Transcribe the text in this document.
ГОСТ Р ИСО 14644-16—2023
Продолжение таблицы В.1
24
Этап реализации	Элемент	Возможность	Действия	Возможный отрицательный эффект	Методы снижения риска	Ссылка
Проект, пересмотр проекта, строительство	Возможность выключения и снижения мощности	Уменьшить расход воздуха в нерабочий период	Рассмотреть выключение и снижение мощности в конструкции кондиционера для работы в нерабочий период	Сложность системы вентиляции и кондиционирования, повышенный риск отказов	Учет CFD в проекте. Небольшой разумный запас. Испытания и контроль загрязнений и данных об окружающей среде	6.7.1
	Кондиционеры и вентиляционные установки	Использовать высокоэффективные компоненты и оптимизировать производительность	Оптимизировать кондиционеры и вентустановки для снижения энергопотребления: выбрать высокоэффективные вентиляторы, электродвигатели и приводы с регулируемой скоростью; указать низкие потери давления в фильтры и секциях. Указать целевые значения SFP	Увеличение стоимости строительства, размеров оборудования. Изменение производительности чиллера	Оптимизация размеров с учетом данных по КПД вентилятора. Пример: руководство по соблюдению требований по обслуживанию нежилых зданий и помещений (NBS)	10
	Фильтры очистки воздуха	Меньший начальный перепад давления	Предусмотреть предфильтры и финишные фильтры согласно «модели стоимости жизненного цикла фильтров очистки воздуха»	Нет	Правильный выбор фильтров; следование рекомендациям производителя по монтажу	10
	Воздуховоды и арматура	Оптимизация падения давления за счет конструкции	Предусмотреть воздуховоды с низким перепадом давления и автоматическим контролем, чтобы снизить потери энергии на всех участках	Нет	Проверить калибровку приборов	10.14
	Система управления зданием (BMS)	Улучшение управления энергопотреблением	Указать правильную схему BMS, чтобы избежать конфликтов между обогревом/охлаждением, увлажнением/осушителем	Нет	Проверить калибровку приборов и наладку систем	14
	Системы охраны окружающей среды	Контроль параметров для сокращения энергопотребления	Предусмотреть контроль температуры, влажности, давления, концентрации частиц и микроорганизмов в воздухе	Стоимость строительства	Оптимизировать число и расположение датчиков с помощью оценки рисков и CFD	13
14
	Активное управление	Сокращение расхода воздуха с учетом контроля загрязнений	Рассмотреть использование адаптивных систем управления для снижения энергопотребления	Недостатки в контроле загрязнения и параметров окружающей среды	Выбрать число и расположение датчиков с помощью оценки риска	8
● ● ● ●
EXERCISE GOAL: Which lines hold the word "число"? Return all of them from the records above.

PROBLEM SOLUTION:
	Системы охраны окружающей среды	Контроль параметров для сокращения энергопотребления	Предусмотреть контроль температуры, влажности, давления, концентрации частиц и микроорганизмов в воздухе	Стоимость строительства	Оптимизировать число и расположение датчиков с помощью оценки рисков и CFD	13
	Активное управление	Сокращение расхода воздуха с учетом контроля загрязнений	Рассмотреть использование адаптивных систем управления для снижения энергопотребления	Недостатки в контроле загрязнения и параметров окружающей среды	Выбрать число и расположение датчиков с помощью оценки риска	8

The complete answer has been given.